Document section:
Valued at a market cap of $265.6 billion, PANW stock is up a very healthy 91% on a year-to-date (YTD) basis.
However, can PANW live up to Citi's billing and continue to grow? I think it can, and here's why.
The global cybersecurity market is already huge at $248.3 billion in 2026 and is forecasted to reach about $700 billion by 2034. And Palo Alto, with a market share of 16%, sits right at the top.
Notably, Palo Alto's shrewd acquisitions and, more importantly, its strategic focus on becoming an end-to-end enterprise security platform have been the core drivers of its growth.
However, the company did not reach here by chance. Rather, it was slow and deliberate. It began by protecting networks with next-generation firewalls, expanded into cloud and security operations, and has now added identity security and observability.
Now, in the age of AI, just combating known actors will not suffice. AI agents can go rogue and must be kept in check.
Here, Cortex XSIAM, Palo Alto's security operations platform, answers this by fighting machines with machines. Rather than the old model of piling logs into a SIEM and waiting for tired analysts to chase alerts, XSIAM ingests data at a petabyte scale and applies AI to detect, investigate, and remediate largely on its own.
Notably, the XSIAM 3.5 pushed this toward what the company calls an agentic SOC. Its Autonomous Playbooks now analyze and shut down known threats without waiting for a human, while Agentic Response spins up AI agents that build multistep investigation plans and act in real time, with human approval kept in the loop for sensitive moves.
This differentiates XSIAM from the competition, which offers SIEM, XDR, SOAR, and attack surface tools separately, whereas XSIAM folds all of them into one AI-driven platform. Palo Alto backs this with real numbers, noting Enhanced Application Log ingestion now cuts the cost of pulling firewall and SASE data into XSIAM by roughly 10 to 15 percent, at no extra charge.

Data for review:
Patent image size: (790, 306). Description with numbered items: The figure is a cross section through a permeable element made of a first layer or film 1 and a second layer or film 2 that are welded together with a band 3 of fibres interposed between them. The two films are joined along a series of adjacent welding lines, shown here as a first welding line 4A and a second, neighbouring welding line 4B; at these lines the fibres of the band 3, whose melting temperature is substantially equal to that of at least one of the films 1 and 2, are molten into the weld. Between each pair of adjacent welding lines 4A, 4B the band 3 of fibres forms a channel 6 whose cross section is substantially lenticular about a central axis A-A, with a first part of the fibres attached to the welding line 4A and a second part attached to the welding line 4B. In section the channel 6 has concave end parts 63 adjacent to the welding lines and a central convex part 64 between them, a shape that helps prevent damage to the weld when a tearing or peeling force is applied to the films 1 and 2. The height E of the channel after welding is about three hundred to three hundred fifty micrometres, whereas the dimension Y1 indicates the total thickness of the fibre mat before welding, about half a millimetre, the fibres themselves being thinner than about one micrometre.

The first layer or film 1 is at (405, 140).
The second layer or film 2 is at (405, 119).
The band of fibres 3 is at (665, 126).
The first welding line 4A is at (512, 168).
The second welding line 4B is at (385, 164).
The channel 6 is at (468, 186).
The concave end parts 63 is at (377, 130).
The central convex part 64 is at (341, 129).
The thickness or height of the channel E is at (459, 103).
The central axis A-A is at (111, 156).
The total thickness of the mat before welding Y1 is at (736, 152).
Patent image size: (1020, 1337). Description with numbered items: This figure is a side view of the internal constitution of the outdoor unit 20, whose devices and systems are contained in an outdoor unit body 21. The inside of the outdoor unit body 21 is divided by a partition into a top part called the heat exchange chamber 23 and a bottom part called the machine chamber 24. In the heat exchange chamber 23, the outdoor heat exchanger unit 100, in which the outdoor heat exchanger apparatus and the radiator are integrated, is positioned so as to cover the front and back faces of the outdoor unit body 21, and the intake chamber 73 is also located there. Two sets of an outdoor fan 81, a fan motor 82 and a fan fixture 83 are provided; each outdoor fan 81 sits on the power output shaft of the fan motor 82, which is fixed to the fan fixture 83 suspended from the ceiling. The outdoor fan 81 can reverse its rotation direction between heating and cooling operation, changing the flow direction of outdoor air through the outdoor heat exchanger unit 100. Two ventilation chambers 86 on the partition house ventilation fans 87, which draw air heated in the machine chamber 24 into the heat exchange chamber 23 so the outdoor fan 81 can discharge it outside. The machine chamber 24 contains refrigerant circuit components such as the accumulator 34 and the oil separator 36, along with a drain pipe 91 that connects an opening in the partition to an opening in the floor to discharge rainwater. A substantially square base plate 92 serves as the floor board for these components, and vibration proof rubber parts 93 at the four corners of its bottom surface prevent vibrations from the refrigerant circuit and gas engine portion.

Tasks and exercises:
a. Quote the Palo Alto article starting with "The global cybersecurity" and going on through "security and observability.".
b. List the separate tools that the Palo Alto article says competitors offer and XSIAM combines into one platform.
c. Continue the Palo Alto article from where it stops.
The records are separate material and unrelated to the Palo Alto article.

Answers given:
a.
The global cybersecurity market is already huge at $248.3 billion in 2026 and is forecasted to reach about $700 billion by 2034. And Palo Alto, with a market share of 16%, sits right at the top.
Notably, Palo Alto's shrewd acquisitions and, more importantly, its strategic focus on becoming an end-to-end enterprise security platform have been the core drivers of its growth.
However, the company did not reach here by chance. Rather, it was slow and deliberate. It began by protecting networks with next-generation firewalls, expanded into cloud and security operations, and has now added identity security and observability.

b. SIEM, XDR, SOAR, attack surface tools

c.
Thus, for enterprises drowning in tools and alerts, this unified, autonomous approach is the draw, and it is reflected in the 70,000-plus customers Palo Alto now serves.
Acquisitions have also played a critical role in the company's recent growth, and two of the most material ones have been of CyberArk and Chronosphere. Both acquisitions extend Palo Alto into ground it did not previously own, and both are framed squarely around securing the AI era.
CyberArk, which Palo Alto acquired for roughly $25 billion, hands the company the leading identity security platform, something it genuinely lacked before. Notably, CyberArk lets Palo Alto secure every identity, whether human, machine, or the multiplying AI agents, by extending privileged access controls beyond a narrow set of admins to the whole enterprise. On the other hand, Chronosphere, completed in January 2026 for about $3.35 billion, offers something different: observability. This is the discipline of monitoring the health, performance, and behavior of modern cloud-native applications at a massive scale.